Extracted data entries
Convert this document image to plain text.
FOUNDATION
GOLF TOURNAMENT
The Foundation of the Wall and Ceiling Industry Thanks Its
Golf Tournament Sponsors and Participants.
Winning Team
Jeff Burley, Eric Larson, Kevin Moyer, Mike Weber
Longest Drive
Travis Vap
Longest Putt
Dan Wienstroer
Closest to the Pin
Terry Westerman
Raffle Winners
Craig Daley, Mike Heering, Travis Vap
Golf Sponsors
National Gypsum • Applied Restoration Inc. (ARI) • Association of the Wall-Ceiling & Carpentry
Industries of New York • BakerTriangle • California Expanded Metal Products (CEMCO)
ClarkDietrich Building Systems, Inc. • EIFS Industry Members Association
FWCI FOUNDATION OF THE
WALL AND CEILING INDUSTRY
* * *
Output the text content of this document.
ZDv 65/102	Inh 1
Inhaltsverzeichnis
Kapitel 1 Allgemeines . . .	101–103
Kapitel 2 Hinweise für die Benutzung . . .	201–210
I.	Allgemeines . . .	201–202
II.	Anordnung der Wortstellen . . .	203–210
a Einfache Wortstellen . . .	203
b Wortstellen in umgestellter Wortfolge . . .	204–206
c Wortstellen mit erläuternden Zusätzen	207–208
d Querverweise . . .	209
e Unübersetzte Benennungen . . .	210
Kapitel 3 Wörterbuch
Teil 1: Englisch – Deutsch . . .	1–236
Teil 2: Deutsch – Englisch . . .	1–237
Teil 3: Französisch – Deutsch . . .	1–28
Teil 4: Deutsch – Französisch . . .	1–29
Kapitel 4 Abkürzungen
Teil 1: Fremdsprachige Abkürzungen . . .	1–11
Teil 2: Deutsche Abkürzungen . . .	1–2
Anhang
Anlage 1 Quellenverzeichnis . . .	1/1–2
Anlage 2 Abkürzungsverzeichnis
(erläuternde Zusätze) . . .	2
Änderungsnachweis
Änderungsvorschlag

_Your goal_. Every line in the data above that contains "Teil" needs to be copied.

_Exercise answer_.
Teil 1: Englisch – Deutsch . . .	1–236
Teil 2: Deutsch – Englisch . . .	1–237
Teil 3: Französisch – Deutsch . . .	1–28
Teil 4: Deutsch – Französisch . . .	1–29
Teil 1: Fremdsprachige Abkürzungen . . .	1–11
Teil 2: Deutsche Abkürzungen . . .	1–2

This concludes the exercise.